SHORT TASK: Your task is to output all the records below, word for word.

Collection entries
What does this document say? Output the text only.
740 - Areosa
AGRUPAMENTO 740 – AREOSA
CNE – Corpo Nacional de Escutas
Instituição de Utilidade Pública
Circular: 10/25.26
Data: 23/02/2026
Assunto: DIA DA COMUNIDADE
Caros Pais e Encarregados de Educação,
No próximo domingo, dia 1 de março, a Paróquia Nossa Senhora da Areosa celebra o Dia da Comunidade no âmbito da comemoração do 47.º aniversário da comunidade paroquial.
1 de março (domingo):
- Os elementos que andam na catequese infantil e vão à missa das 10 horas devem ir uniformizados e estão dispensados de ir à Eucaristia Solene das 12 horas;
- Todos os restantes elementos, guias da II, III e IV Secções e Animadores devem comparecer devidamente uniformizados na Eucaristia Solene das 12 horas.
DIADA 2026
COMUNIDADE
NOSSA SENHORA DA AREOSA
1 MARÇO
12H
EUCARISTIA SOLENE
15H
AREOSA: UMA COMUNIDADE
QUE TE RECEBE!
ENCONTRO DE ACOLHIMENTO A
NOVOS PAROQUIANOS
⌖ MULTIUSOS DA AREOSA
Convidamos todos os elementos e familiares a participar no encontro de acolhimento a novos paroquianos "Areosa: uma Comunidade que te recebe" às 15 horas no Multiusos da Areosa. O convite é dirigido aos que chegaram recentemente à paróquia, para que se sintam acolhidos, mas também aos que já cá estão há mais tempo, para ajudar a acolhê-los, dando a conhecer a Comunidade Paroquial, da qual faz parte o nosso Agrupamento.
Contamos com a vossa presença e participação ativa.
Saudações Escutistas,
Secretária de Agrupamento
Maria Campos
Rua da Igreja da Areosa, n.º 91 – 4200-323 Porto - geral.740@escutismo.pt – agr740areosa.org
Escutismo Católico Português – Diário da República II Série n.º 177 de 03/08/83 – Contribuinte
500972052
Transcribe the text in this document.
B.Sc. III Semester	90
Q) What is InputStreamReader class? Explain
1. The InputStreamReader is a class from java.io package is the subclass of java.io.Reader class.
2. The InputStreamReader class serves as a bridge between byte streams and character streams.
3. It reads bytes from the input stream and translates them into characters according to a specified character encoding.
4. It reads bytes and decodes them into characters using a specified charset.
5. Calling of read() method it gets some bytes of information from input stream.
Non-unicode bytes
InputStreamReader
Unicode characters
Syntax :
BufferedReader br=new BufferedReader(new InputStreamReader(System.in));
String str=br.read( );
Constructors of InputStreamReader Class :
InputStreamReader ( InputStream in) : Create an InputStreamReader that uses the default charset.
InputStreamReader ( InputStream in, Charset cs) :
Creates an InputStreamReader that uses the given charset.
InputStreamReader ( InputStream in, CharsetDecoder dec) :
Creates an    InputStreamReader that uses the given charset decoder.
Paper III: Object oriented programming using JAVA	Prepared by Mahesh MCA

IN RESPONSE:
What does this document say? Output the text only.
740 - Areosa
AGRUPAMENTO 740 – AREOSA
CNE – Corpo Nacional de Escutas
Instituição de Utilidade Pública
Circular: 10/25.26
Data: 23/02/2026
Assunto: DIA DA COMUNIDADE
Caros Pais e Encarregados de Educação,
No próximo domingo, dia 1 de março, a Paróquia Nossa Senhora da Areosa celebra o Dia da Comunidade no âmbito da comemoração do 47.º aniversário da comunidade paroquial.
1 de março (domingo):
- Os elementos que andam na catequese infantil e vão à missa das 10 horas devem ir uniformizados e estão dispensados de ir à Eucaristia Solene das 12 horas;
- Todos os restantes elementos, guias da II, III e IV Secções e Animadores devem comparecer devidamente uniformizados na Eucaristia Solene das 12 horas.
DIADA 2026
COMUNIDADE
NOSSA SENHORA DA AREOSA
1 MARÇO
12H
EUCARISTIA SOLENE
15H
AREOSA: UMA COMUNIDADE
QUE TE RECEBE!
ENCONTRO DE ACOLHIMENTO A
NOVOS PAROQUIANOS
⌖ MULTIUSOS DA AREOSA
Convidamos todos os elementos e familiares a participar no encontro de acolhimento a novos paroquianos "Areosa: uma Comunidade que te recebe" às 15 horas no Multiusos da Areosa. O convite é dirigido aos que chegaram recentemente à paróquia, para que se sintam acolhidos, mas também aos que já cá estão há mais tempo, para ajudar a acolhê-los, dando a conhecer a Comunidade Paroquial, da qual faz parte o nosso Agrupamento.
Contamos com a vossa presença e participação ativa.
Saudações Escutistas,
Secretária de Agrupamento
Maria Campos
Rua da Igreja da Areosa, n.º 91 – 4200-323 Porto - geral.740@escutismo.pt – agr740areosa.org
Escutismo Católico Português – Diário da República II Série n.º 177 de 03/08/83 – Contribuinte
500972052
Transcribe the text in this document.
B.Sc. III Semester	90
Q) What is InputStreamReader class? Explain
1. The InputStreamReader is a class from java.io package is the subclass of java.io.Reader class.
2. The InputStreamReader class serves as a bridge between byte streams and character streams.
3. It reads bytes from the input stream and translates them into characters according to a specified character encoding.
4. It reads bytes and decodes them into characters using a specified charset.
5. Calling of read() method it gets some bytes of information from input stream.
Non-unicode bytes
InputStreamReader
Unicode characters
Syntax :
BufferedReader br=new BufferedReader(new InputStreamReader(System.in));
String str=br.read( );
Constructors of InputStreamReader Class :
InputStreamReader ( InputStream in) : Create an InputStreamReader that uses the default charset.
InputStreamReader ( InputStream in, Charset cs) :
Creates an InputStreamReader that uses the given charset.
InputStreamReader ( InputStream in, CharsetDecoder dec) :
Creates an    InputStreamReader that uses the given charset decoder.
Paper III: Object oriented programming using JAVA	Prepared by Mahesh MCA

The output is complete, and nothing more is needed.